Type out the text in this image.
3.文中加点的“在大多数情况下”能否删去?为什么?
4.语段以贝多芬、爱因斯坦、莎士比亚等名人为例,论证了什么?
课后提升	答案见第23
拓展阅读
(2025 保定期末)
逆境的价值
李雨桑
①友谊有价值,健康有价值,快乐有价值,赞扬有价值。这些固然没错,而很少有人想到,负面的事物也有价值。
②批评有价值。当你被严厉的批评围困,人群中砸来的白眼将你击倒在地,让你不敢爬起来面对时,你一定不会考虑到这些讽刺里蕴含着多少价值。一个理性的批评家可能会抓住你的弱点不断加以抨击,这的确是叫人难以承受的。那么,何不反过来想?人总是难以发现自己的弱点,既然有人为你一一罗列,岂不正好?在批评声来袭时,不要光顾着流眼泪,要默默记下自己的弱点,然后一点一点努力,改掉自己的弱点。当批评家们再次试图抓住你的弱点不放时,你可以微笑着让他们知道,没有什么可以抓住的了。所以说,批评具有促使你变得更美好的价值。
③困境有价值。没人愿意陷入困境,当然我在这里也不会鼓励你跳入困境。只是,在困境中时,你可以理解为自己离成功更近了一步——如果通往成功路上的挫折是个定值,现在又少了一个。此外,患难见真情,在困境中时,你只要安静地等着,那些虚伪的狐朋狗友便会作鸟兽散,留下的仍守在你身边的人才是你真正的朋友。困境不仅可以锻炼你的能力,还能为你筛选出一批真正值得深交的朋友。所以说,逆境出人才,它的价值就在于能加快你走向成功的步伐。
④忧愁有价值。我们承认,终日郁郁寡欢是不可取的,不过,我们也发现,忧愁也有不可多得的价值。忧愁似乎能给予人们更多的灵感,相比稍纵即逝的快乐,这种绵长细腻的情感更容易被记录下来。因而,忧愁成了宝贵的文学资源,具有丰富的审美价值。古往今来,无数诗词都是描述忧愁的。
★ ★ ★ ★ ★
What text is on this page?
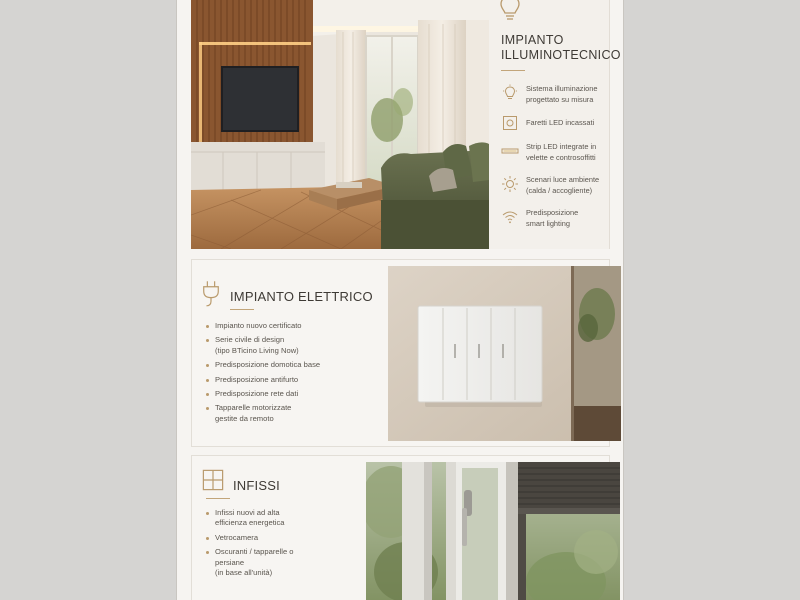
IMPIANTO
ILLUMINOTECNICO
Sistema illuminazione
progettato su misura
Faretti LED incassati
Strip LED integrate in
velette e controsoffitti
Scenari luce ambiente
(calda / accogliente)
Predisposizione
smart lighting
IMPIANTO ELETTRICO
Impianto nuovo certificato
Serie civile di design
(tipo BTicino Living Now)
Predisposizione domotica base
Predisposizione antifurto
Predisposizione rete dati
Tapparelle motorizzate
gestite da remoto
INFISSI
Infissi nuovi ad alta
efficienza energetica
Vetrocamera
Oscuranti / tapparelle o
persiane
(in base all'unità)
★ ★ ★ ★ ★
▶ [Goal of the exercise] Filter the data for the string "base" and copy every line that has it.

▶ [Exercise output]
Predisposizione domotica base
(in base all'unità)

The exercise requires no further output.